● **Отрывок документа**:
•••••

На фоне подъема странно смотрелся принятый в 1920 году Сухой закон, но люди легко обходили его с помощью бутлегеров и кустарных самогонных аппаратов – политики и полицейские чаще всего были не против[8]. Крепла организованная преступность, наглели коррупционеры, и даже сам президент Уоррен Гардинг известен был как большой любитель нарушить закон-другой – впрочем, недолго: на фоне этих самых коррупционных скандалов он умер в 1923 году от сердечного приступа. Два следующих президента – Кулидж и Гувер – были немногим лучше своего предшественника.
Промышленность развивалась еще увереннее преступности, давал результаты конвейерный метод, внедряемый повсеместно. Всё больше американцев могли позволить себе автомобиль, их выпуск в 1920-е годы вырос с полутора до пяти миллионов. Ширилась сфера услуг, куда шло всё больше потихоньку эмансипирующихся женщин. Развивался Голливуд, крепли средства массовой информации – в общем, ничто не стояло на месте, включая сюда ксенофобию и расизм (как раз в 1920-е вернулся к активности затихший было Ку-клукс-клан), борьбу с иммиграцией и красной угрозой. То были богатые и динамичные времена.

•••••

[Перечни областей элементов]
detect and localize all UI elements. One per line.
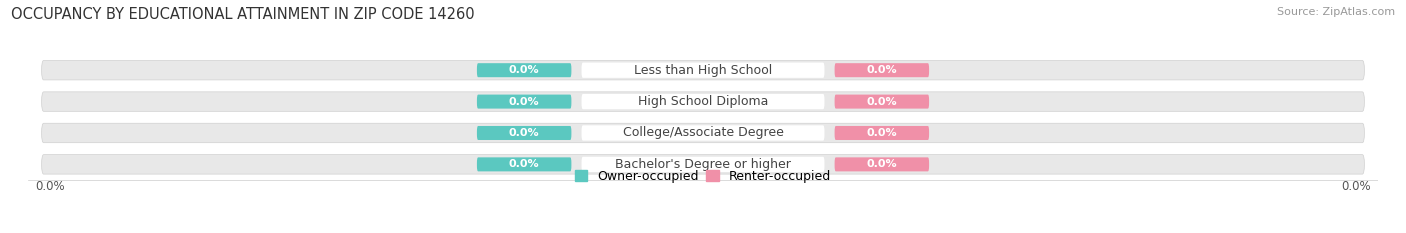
Text: OCCUPANCY BY EDUCATIONAL ATTAINMENT IN ZIP CODE 14260: OCCUPANCY BY EDUCATIONAL ATTAINMENT IN Z…	[11, 7, 475, 22]
FancyBboxPatch shape	[42, 92, 1364, 111]
FancyBboxPatch shape	[582, 125, 824, 141]
FancyBboxPatch shape	[835, 126, 929, 140]
Text: Source: ZipAtlas.com: Source: ZipAtlas.com	[1277, 7, 1395, 17]
FancyBboxPatch shape	[477, 126, 571, 140]
Text: 0.0%: 0.0%	[1341, 181, 1371, 193]
Text: College/Associate Degree: College/Associate Degree	[623, 127, 783, 140]
FancyBboxPatch shape	[42, 155, 1364, 174]
Text: 0.0%: 0.0%	[866, 65, 897, 75]
Text: Bachelor's Degree or higher: Bachelor's Degree or higher	[614, 158, 792, 171]
Text: 0.0%: 0.0%	[509, 97, 540, 106]
Text: 0.0%: 0.0%	[509, 159, 540, 169]
Text: High School Diploma: High School Diploma	[638, 95, 768, 108]
FancyBboxPatch shape	[835, 157, 929, 171]
FancyBboxPatch shape	[42, 60, 1364, 80]
FancyBboxPatch shape	[582, 62, 824, 78]
Text: 0.0%: 0.0%	[866, 128, 897, 138]
Legend: Owner-occupied, Renter-occupied: Owner-occupied, Renter-occupied	[569, 165, 837, 188]
FancyBboxPatch shape	[477, 157, 571, 171]
Text: 0.0%: 0.0%	[509, 128, 540, 138]
Text: 0.0%: 0.0%	[866, 159, 897, 169]
FancyBboxPatch shape	[582, 157, 824, 172]
FancyBboxPatch shape	[835, 63, 929, 77]
Text: Less than High School: Less than High School	[634, 64, 772, 77]
Text: 0.0%: 0.0%	[35, 181, 65, 193]
FancyBboxPatch shape	[477, 63, 571, 77]
Text: 0.0%: 0.0%	[866, 97, 897, 106]
FancyBboxPatch shape	[477, 95, 571, 109]
FancyBboxPatch shape	[582, 94, 824, 109]
Text: 0.0%: 0.0%	[509, 65, 540, 75]
FancyBboxPatch shape	[835, 95, 929, 109]
FancyBboxPatch shape	[42, 123, 1364, 143]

•••••

● **Задания**:
A - Перечислите всех президентов, которые названы в отрывке об Америке 1920-х годов.
B - Обновите отрывок об Америке 1920-х годов: перепишите всё от "На фоне подъема" вниз до "лучше своего предшественника.", заменив "бутлегеров" на "контрабандистов".

● **Ответы к заданиям**:
A - Уоррен Гардинг, Кулидж, Гувер

B -
На фоне подъема странно смотрелся принятый в 1920 году Сухой закон, но люди легко обходили его с помощью контрабандистов и кустарных самогонных аппаратов – политики и полицейские чаще всего были не против[8]. Крепла организованная преступность, наглели коррупционеры, и даже сам президент Уоррен Гардинг известен был как большой любитель нарушить закон-другой – впрочем, недолго: на фоне этих самых коррупционных скандалов он умер в 1923 году от сердечного приступа. Два следующих президента – Кулидж и Гувер – были немногим лучше своего предшественника.